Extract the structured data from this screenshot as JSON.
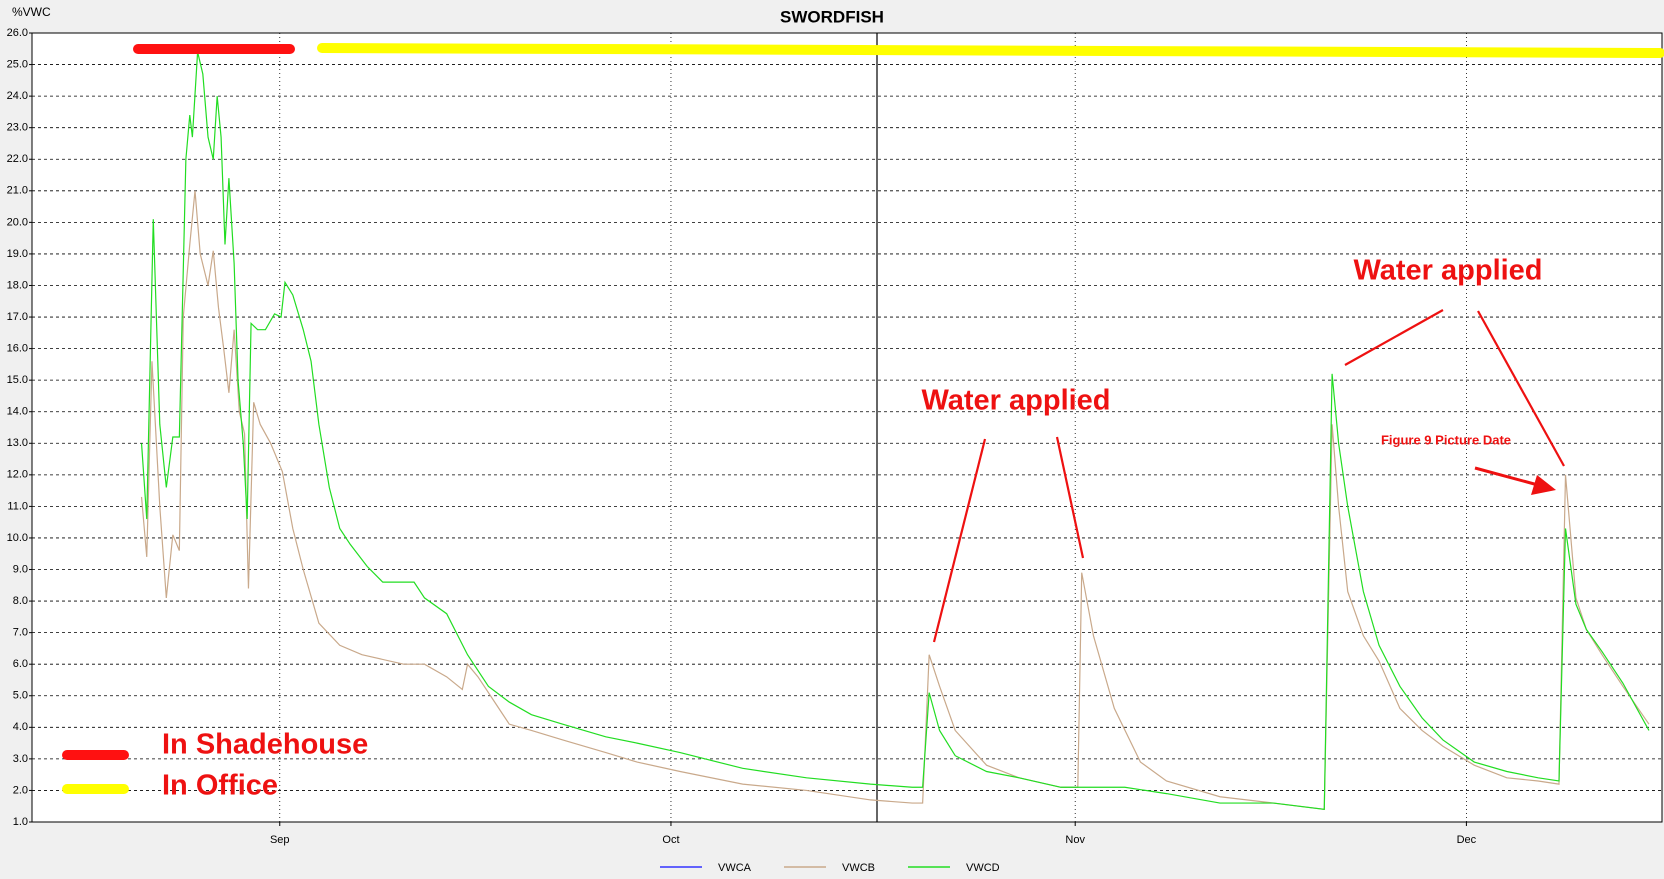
{
  "chart_data": {
    "type": "line",
    "title": "SWORDFISH",
    "y_label": "%VWC",
    "xlim": [
      225,
      350
    ],
    "xticks": [
      {
        "value": 244,
        "label": "Sep"
      },
      {
        "value": 274,
        "label": "Oct"
      },
      {
        "value": 305,
        "label": "Nov"
      },
      {
        "value": 335,
        "label": "Dec"
      }
    ],
    "ylim": [
      1,
      26
    ],
    "yticks": [
      {
        "value": 1,
        "label": "1.0"
      },
      {
        "value": 2,
        "label": "2.0"
      },
      {
        "value": 3,
        "label": "3.0"
      },
      {
        "value": 4,
        "label": "4.0"
      },
      {
        "value": 5,
        "label": "5.0"
      },
      {
        "value": 6,
        "label": "6.0"
      },
      {
        "value": 7,
        "label": "7.0"
      },
      {
        "value": 8,
        "label": "8.0"
      },
      {
        "value": 9,
        "label": "9.0"
      },
      {
        "value": 10,
        "label": "10.0"
      },
      {
        "value": 11,
        "label": "11.0"
      },
      {
        "value": 12,
        "label": "12.0"
      },
      {
        "value": 13,
        "label": "13.0"
      },
      {
        "value": 14,
        "label": "14.0"
      },
      {
        "value": 15,
        "label": "15.0"
      },
      {
        "value": 16,
        "label": "16.0"
      },
      {
        "value": 17,
        "label": "17.0"
      },
      {
        "value": 18,
        "label": "18.0"
      },
      {
        "value": 19,
        "label": "19.0"
      },
      {
        "value": 20,
        "label": "20.0"
      },
      {
        "value": 21,
        "label": "21.0"
      },
      {
        "value": 22,
        "label": "22.0"
      },
      {
        "value": 23,
        "label": "23.0"
      },
      {
        "value": 24,
        "label": "24.0"
      },
      {
        "value": 25,
        "label": "25.0"
      },
      {
        "value": 26,
        "label": "26.0"
      }
    ],
    "grid": true,
    "series": [
      {
        "name": "VWCA",
        "color": "#3333ff",
        "x": [],
        "values": []
      },
      {
        "name": "VWCB",
        "color": "#c9a98b",
        "x": [
          233.4,
          233.8,
          234.2,
          234.8,
          235.3,
          235.8,
          236.3,
          236.6,
          237.1,
          237.5,
          237.9,
          238.5,
          238.9,
          239.3,
          239.7,
          240.1,
          240.5,
          240.9,
          241.3,
          241.6,
          242.0,
          242.5,
          243.3,
          244.2,
          245.0,
          245.8,
          247.0,
          248.6,
          250.3,
          253.5,
          255.1,
          256.8,
          258.0,
          258.4,
          259.2,
          260.8,
          261.6,
          263.3,
          265.7,
          269.0,
          271.4,
          274.7,
          279.5,
          284.4,
          289.3,
          292.5,
          293.3,
          293.8,
          294.6,
          295.8,
          298.2,
          300.7,
          303.9,
          305.2,
          305.5,
          306.4,
          308.0,
          310.0,
          312.0,
          316.1,
          320.2,
          324.1,
          324.7,
          325.2,
          325.9,
          327.1,
          328.3,
          329.9,
          331.6,
          333.2,
          335.6,
          338.1,
          340.5,
          342.1,
          342.6,
          343.4,
          344.2,
          345.4,
          347.0,
          349.0
        ],
        "values": [
          11.3,
          9.4,
          15.6,
          11.0,
          8.1,
          10.1,
          9.6,
          17.0,
          19.3,
          21.0,
          19.0,
          18.0,
          19.1,
          17.3,
          16.0,
          14.6,
          16.6,
          14.0,
          13.3,
          8.4,
          14.3,
          13.6,
          13.0,
          12.1,
          10.3,
          9.0,
          7.3,
          6.6,
          6.3,
          6.0,
          6.0,
          5.6,
          5.2,
          6.0,
          5.6,
          4.6,
          4.1,
          3.9,
          3.6,
          3.2,
          2.9,
          2.6,
          2.2,
          2.0,
          1.7,
          1.6,
          1.6,
          6.3,
          5.3,
          3.9,
          2.8,
          2.4,
          2.1,
          2.1,
          8.9,
          6.9,
          4.6,
          2.9,
          2.3,
          1.8,
          1.6,
          1.4,
          13.6,
          11.0,
          8.3,
          6.9,
          6.1,
          4.6,
          3.9,
          3.4,
          2.8,
          2.4,
          2.3,
          2.2,
          12.0,
          8.1,
          7.1,
          6.3,
          5.3,
          4.1
        ]
      },
      {
        "name": "VWCD",
        "color": "#22dd22",
        "x": [
          233.4,
          233.8,
          234.3,
          234.8,
          235.3,
          235.8,
          236.3,
          236.8,
          237.1,
          237.3,
          237.7,
          238.1,
          238.5,
          238.9,
          239.2,
          239.5,
          239.8,
          240.1,
          240.5,
          240.8,
          241.2,
          241.5,
          241.8,
          242.3,
          242.9,
          243.6,
          244.1,
          244.4,
          245.0,
          245.8,
          246.4,
          247.0,
          247.8,
          248.6,
          249.4,
          250.7,
          251.9,
          254.3,
          255.1,
          256.8,
          258.4,
          260.0,
          261.6,
          263.3,
          265.7,
          269.0,
          271.4,
          274.7,
          279.5,
          284.4,
          289.3,
          292.5,
          293.3,
          293.8,
          294.6,
          295.8,
          298.2,
          300.7,
          303.9,
          305.5,
          308.8,
          312.0,
          316.1,
          320.2,
          324.1,
          324.7,
          325.2,
          325.9,
          327.1,
          328.3,
          329.9,
          331.6,
          333.2,
          335.6,
          338.1,
          340.5,
          342.1,
          342.6,
          343.4,
          344.2,
          345.4,
          347.0,
          349.0
        ],
        "values": [
          13.0,
          10.6,
          20.1,
          13.6,
          11.6,
          13.2,
          13.2,
          22.0,
          23.4,
          22.7,
          25.4,
          24.7,
          22.7,
          22.0,
          24.0,
          22.7,
          19.3,
          21.4,
          18.7,
          15.0,
          13.0,
          10.6,
          16.8,
          16.6,
          16.6,
          17.1,
          17.0,
          18.1,
          17.7,
          16.6,
          15.6,
          13.6,
          11.6,
          10.3,
          9.8,
          9.1,
          8.6,
          8.6,
          8.1,
          7.6,
          6.3,
          5.3,
          4.8,
          4.4,
          4.1,
          3.7,
          3.5,
          3.2,
          2.7,
          2.4,
          2.2,
          2.1,
          2.1,
          5.1,
          3.9,
          3.1,
          2.6,
          2.4,
          2.1,
          2.1,
          2.1,
          1.9,
          1.6,
          1.6,
          1.4,
          15.2,
          13.0,
          11.0,
          8.3,
          6.6,
          5.3,
          4.3,
          3.6,
          2.9,
          2.6,
          2.4,
          2.3,
          10.3,
          7.9,
          7.1,
          6.4,
          5.4,
          3.9
        ]
      }
    ],
    "annotations": [
      "Water applied",
      "Water applied",
      "Figure 9 Picture Date"
    ],
    "period_labels": [
      "In Shadehouse",
      "In Office"
    ]
  }
}
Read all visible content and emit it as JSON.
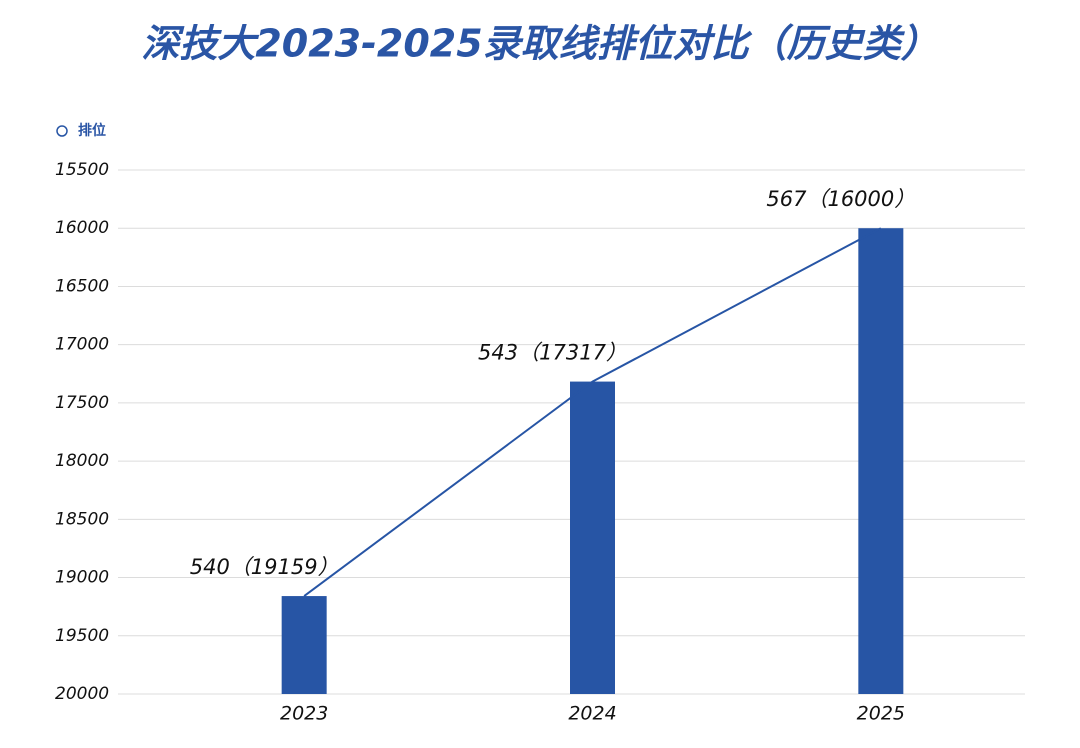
{
  "chart_data": {
    "type": "bar",
    "title": "深技大2023-2025录取线排位对比（历史类）",
    "categories": [
      "2023",
      "2024",
      "2025"
    ],
    "series": [
      {
        "name": "排位",
        "color": "#2755a5",
        "values": [
          19159,
          17317,
          16000
        ],
        "value_labels": [
          "540（19159）",
          "543（17317）",
          "567（16000）"
        ]
      }
    ],
    "ylim": [
      20000,
      15500
    ],
    "yticks": [
      15500,
      16000,
      16500,
      17000,
      17500,
      18000,
      18500,
      19000,
      19500,
      20000
    ],
    "grid": true,
    "line_overlay": true,
    "legend": "top-left"
  }
}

__What is being asked__. Look through the material above. Copy each line where the word "JSON" appears.

__The solution__.
Extract the structured data from this screenshot as JSON.
Read all visible content and emit it as JSON.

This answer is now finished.